_Material provided_:
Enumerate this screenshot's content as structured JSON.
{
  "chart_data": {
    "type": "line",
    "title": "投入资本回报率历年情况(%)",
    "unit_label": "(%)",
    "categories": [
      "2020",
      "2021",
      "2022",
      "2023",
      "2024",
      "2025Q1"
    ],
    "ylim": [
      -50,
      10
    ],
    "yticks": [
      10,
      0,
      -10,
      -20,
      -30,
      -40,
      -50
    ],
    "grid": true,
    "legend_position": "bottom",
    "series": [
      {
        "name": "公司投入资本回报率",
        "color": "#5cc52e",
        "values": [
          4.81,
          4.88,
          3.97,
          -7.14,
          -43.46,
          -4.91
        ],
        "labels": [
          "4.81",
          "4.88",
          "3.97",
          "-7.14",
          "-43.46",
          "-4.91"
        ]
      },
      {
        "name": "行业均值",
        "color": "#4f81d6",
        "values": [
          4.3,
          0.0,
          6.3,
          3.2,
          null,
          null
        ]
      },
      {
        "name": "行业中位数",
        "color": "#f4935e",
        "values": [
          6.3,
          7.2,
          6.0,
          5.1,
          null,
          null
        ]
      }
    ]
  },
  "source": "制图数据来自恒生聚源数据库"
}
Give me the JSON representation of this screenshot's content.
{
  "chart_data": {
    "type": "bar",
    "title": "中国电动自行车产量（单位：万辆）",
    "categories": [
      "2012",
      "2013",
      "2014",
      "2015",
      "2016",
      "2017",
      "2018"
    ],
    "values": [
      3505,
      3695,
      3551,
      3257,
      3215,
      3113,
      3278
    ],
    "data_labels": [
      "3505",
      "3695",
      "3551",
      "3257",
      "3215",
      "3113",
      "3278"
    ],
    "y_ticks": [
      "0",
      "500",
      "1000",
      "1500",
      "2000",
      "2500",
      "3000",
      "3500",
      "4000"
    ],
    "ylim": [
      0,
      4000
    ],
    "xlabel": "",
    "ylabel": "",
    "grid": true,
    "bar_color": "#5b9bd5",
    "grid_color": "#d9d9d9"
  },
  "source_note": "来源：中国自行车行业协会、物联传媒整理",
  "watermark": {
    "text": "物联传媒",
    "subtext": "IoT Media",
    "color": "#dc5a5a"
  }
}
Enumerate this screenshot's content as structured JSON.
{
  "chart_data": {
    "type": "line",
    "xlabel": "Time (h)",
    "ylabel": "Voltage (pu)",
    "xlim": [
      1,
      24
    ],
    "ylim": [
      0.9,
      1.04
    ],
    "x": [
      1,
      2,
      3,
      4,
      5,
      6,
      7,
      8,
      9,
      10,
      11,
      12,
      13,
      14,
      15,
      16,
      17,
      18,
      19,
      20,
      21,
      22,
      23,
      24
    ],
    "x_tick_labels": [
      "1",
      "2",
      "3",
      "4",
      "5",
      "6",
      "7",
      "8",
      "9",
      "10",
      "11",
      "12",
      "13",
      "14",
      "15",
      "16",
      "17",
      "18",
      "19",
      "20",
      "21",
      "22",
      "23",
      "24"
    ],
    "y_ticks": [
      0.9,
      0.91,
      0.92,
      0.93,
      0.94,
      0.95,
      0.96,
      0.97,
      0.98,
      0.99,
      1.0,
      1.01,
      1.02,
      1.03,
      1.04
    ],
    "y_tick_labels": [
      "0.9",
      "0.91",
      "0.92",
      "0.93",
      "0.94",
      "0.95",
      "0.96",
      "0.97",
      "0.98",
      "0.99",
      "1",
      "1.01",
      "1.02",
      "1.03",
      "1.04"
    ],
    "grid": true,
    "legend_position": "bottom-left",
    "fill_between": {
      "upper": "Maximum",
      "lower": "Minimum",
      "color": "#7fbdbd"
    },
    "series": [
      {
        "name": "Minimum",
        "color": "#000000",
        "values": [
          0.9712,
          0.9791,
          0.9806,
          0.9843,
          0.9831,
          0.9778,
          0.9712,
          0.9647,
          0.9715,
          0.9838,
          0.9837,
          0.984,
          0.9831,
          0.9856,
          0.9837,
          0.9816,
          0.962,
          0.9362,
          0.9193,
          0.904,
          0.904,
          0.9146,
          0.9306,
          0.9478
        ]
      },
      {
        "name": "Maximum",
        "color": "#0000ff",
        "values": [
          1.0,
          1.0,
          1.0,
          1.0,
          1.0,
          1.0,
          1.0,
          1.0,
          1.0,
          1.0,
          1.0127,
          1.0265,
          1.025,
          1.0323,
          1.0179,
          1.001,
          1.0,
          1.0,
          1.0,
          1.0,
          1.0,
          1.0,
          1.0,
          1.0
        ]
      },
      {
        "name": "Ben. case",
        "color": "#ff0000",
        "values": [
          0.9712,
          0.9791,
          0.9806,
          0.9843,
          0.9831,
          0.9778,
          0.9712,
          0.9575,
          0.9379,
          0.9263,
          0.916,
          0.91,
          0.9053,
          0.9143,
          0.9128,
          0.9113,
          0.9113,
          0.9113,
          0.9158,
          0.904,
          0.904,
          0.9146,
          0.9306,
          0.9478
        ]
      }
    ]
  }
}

_Task directions_: Reproduce the records in full, exactly as written.

_Result for this exercise_:
Enumerate this screenshot's content as structured JSON.
{
  "chart_data": {
    "type": "line",
    "title": "投入资本回报率历年情况(%)",
    "unit_label": "(%)",
    "categories": [
      "2020",
      "2021",
      "2022",
      "2023",
      "2024",
      "2025Q1"
    ],
    "ylim": [
      -50,
      10
    ],
    "yticks": [
      10,
      0,
      -10,
      -20,
      -30,
      -40,
      -50
    ],
    "grid": true,
    "legend_position": "bottom",
    "series": [
      {
        "name": "公司投入资本回报率",
        "color": "#5cc52e",
        "values": [
          4.81,
          4.88,
          3.97,
          -7.14,
          -43.46,
          -4.91
        ],
        "labels": [
          "4.81",
          "4.88",
          "3.97",
          "-7.14",
          "-43.46",
          "-4.91"
        ]
      },
      {
        "name": "行业均值",
        "color": "#4f81d6",
        "values": [
          4.3,
          0.0,
          6.3,
          3.2,
          null,
          null
        ]
      },
      {
        "name": "行业中位数",
        "color": "#f4935e",
        "values": [
          6.3,
          7.2,
          6.0,
          5.1,
          null,
          null
        ]
      }
    ]
  },
  "source": "制图数据来自恒生聚源数据库"
}
Give me the JSON representation of this screenshot's content.
{
  "chart_data": {
    "type": "bar",
    "title": "中国电动自行车产量（单位：万辆）",
    "categories": [
      "2012",
      "2013",
      "2014",
      "2015",
      "2016",
      "2017",
      "2018"
    ],
    "values": [
      3505,
      3695,
      3551,
      3257,
      3215,
      3113,
      3278
    ],
    "data_labels": [
      "3505",
      "3695",
      "3551",
      "3257",
      "3215",
      "3113",
      "3278"
    ],
    "y_ticks": [
      "0",
      "500",
      "1000",
      "1500",
      "2000",
      "2500",
      "3000",
      "3500",
      "4000"
    ],
    "ylim": [
      0,
      4000
    ],
    "xlabel": "",
    "ylabel": "",
    "grid": true,
    "bar_color": "#5b9bd5",
    "grid_color": "#d9d9d9"
  },
  "source_note": "来源：中国自行车行业协会、物联传媒整理",
  "watermark": {
    "text": "物联传媒",
    "subtext": "IoT Media",
    "color": "#dc5a5a"
  }
}
Enumerate this screenshot's content as structured JSON.
{
  "chart_data": {
    "type": "line",
    "xlabel": "Time (h)",
    "ylabel": "Voltage (pu)",
    "xlim": [
      1,
      24
    ],
    "ylim": [
      0.9,
      1.04
    ],
    "x": [
      1,
      2,
      3,
      4,
      5,
      6,
      7,
      8,
      9,
      10,
      11,
      12,
      13,
      14,
      15,
      16,
      17,
      18,
      19,
      20,
      21,
      22,
      23,
      24
    ],
    "x_tick_labels": [
      "1",
      "2",
      "3",
      "4",
      "5",
      "6",
      "7",
      "8",
      "9",
      "10",
      "11",
      "12",
      "13",
      "14",
      "15",
      "16",
      "17",
      "18",
      "19",
      "20",
      "21",
      "22",
      "23",
      "24"
    ],
    "y_ticks": [
      0.9,
      0.91,
      0.92,
      0.93,
      0.94,
      0.95,
      0.96,
      0.97,
      0.98,
      0.99,
      1.0,
      1.01,
      1.02,
      1.03,
      1.04
    ],
    "y_tick_labels": [
      "0.9",
      "0.91",
      "0.92",
      "0.93",
      "0.94",
      "0.95",
      "0.96",
      "0.97",
      "0.98",
      "0.99",
      "1",
      "1.01",
      "1.02",
      "1.03",
      "1.04"
    ],
    "grid": true,
    "legend_position": "bottom-left",
    "fill_between": {
      "upper": "Maximum",
      "lower": "Minimum",
      "color": "#7fbdbd"
    },
    "series": [
      {
        "name": "Minimum",
        "color": "#000000",
        "values": [
          0.9712,
          0.9791,
          0.9806,
          0.9843,
          0.9831,
          0.9778,
          0.9712,
          0.9647,
          0.9715,
          0.9838,
          0.9837,
          0.984,
          0.9831,
          0.9856,
          0.9837,
          0.9816,
          0.962,
          0.9362,
          0.9193,
          0.904,
          0.904,
          0.9146,
          0.9306,
          0.9478
        ]
      },
      {
        "name": "Maximum",
        "color": "#0000ff",
        "values": [
          1.0,
          1.0,
          1.0,
          1.0,
          1.0,
          1.0,
          1.0,
          1.0,
          1.0,
          1.0,
          1.0127,
          1.0265,
          1.025,
          1.0323,
          1.0179,
          1.001,
          1.0,
          1.0,
          1.0,
          1.0,
          1.0,
          1.0,
          1.0,
          1.0
        ]
      },
      {
        "name": "Ben. case",
        "color": "#ff0000",
        "values": [
          0.9712,
          0.9791,
          0.9806,
          0.9843,
          0.9831,
          0.9778,
          0.9712,
          0.9575,
          0.9379,
          0.9263,
          0.916,
          0.91,
          0.9053,
          0.9143,
          0.9128,
          0.9113,
          0.9113,
          0.9113,
          0.9158,
          0.904,
          0.904,
          0.9146,
          0.9306,
          0.9478
        ]
      }
    ]
  }
}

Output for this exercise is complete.